● **Task prompt**
Copy every record word for word.

● **Saved entries**
* * * * * * * * *

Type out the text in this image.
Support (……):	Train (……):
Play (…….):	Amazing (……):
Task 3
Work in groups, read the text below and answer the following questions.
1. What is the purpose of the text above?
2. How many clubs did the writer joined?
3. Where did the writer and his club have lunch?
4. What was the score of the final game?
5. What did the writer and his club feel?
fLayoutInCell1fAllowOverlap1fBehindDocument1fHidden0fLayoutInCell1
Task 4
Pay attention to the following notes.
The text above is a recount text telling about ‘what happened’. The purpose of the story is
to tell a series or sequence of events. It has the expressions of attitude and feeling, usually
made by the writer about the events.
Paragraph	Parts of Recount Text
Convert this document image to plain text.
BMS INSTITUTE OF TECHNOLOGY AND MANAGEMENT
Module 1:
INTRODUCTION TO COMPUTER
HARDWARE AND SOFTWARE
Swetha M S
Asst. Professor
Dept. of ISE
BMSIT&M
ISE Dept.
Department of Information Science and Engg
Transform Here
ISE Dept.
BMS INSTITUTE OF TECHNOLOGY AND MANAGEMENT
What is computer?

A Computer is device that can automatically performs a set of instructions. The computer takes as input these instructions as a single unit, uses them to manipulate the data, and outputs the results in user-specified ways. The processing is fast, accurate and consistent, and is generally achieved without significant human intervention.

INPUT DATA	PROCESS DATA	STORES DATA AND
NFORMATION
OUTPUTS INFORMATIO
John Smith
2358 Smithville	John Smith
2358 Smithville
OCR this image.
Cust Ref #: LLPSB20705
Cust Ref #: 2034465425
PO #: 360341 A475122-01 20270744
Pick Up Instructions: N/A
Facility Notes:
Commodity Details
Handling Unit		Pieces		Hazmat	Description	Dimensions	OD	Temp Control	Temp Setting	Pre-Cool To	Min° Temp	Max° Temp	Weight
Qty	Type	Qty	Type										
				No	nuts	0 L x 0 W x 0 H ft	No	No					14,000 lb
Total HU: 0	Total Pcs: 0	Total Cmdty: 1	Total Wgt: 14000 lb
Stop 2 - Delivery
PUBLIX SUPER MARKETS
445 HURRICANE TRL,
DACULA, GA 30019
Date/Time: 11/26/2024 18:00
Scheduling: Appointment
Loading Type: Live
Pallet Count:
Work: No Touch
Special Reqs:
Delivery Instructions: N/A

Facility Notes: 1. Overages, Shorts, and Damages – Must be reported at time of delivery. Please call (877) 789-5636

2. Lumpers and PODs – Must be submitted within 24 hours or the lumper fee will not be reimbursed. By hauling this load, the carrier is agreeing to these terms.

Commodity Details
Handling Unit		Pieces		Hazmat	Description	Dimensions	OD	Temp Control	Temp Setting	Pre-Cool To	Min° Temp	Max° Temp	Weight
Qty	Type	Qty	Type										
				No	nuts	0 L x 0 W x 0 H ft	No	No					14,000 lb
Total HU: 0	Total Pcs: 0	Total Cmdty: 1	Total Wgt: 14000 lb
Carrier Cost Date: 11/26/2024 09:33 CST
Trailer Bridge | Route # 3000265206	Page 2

* * * * * * * * *

● **The result**
Type out the text in this image.
Support (……):	Train (……):
Play (…….):	Amazing (……):
Task 3
Work in groups, read the text below and answer the following questions.
1. What is the purpose of the text above?
2. How many clubs did the writer joined?
3. Where did the writer and his club have lunch?
4. What was the score of the final game?
5. What did the writer and his club feel?
fLayoutInCell1fAllowOverlap1fBehindDocument1fHidden0fLayoutInCell1
Task 4
Pay attention to the following notes.
The text above is a recount text telling about ‘what happened’. The purpose of the story is
to tell a series or sequence of events. It has the expressions of attitude and feeling, usually
made by the writer about the events.
Paragraph	Parts of Recount Text
Convert this document image to plain text.
BMS INSTITUTE OF TECHNOLOGY AND MANAGEMENT
Module 1:
INTRODUCTION TO COMPUTER
HARDWARE AND SOFTWARE
Swetha M S
Asst. Professor
Dept. of ISE
BMSIT&M
ISE Dept.
Department of Information Science and Engg
Transform Here
ISE Dept.
BMS INSTITUTE OF TECHNOLOGY AND MANAGEMENT
What is computer?

A Computer is device that can automatically performs a set of instructions. The computer takes as input these instructions as a single unit, uses them to manipulate the data, and outputs the results in user-specified ways. The processing is fast, accurate and consistent, and is generally achieved without significant human intervention.

INPUT DATA	PROCESS DATA	STORES DATA AND
NFORMATION
OUTPUTS INFORMATIO
John Smith
2358 Smithville	John Smith
2358 Smithville
OCR this image.
Cust Ref #: LLPSB20705
Cust Ref #: 2034465425
PO #: 360341 A475122-01 20270744
Pick Up Instructions: N/A
Facility Notes:
Commodity Details
Handling Unit		Pieces		Hazmat	Description	Dimensions	OD	Temp Control	Temp Setting	Pre-Cool To	Min° Temp	Max° Temp	Weight
Qty	Type	Qty	Type										
				No	nuts	0 L x 0 W x 0 H ft	No	No					14,000 lb
Total HU: 0	Total Pcs: 0	Total Cmdty: 1	Total Wgt: 14000 lb
Stop 2 - Delivery
PUBLIX SUPER MARKETS
445 HURRICANE TRL,
DACULA, GA 30019
Date/Time: 11/26/2024 18:00
Scheduling: Appointment
Loading Type: Live
Pallet Count:
Work: No Touch
Special Reqs:
Delivery Instructions: N/A

Facility Notes: 1. Overages, Shorts, and Damages – Must be reported at time of delivery. Please call (877) 789-5636

2. Lumpers and PODs – Must be submitted within 24 hours or the lumper fee will not be reimbursed. By hauling this load, the carrier is agreeing to these terms.

Commodity Details
Handling Unit		Pieces		Hazmat	Description	Dimensions	OD	Temp Control	Temp Setting	Pre-Cool To	Min° Temp	Max° Temp	Weight
Qty	Type	Qty	Type										
				No	nuts	0 L x 0 W x 0 H ft	No	No					14,000 lb
Total HU: 0	Total Pcs: 0	Total Cmdty: 1	Total Wgt: 14000 lb
Carrier Cost Date: 11/26/2024 09:33 CST
Trailer Bridge | Route # 3000265206	Page 2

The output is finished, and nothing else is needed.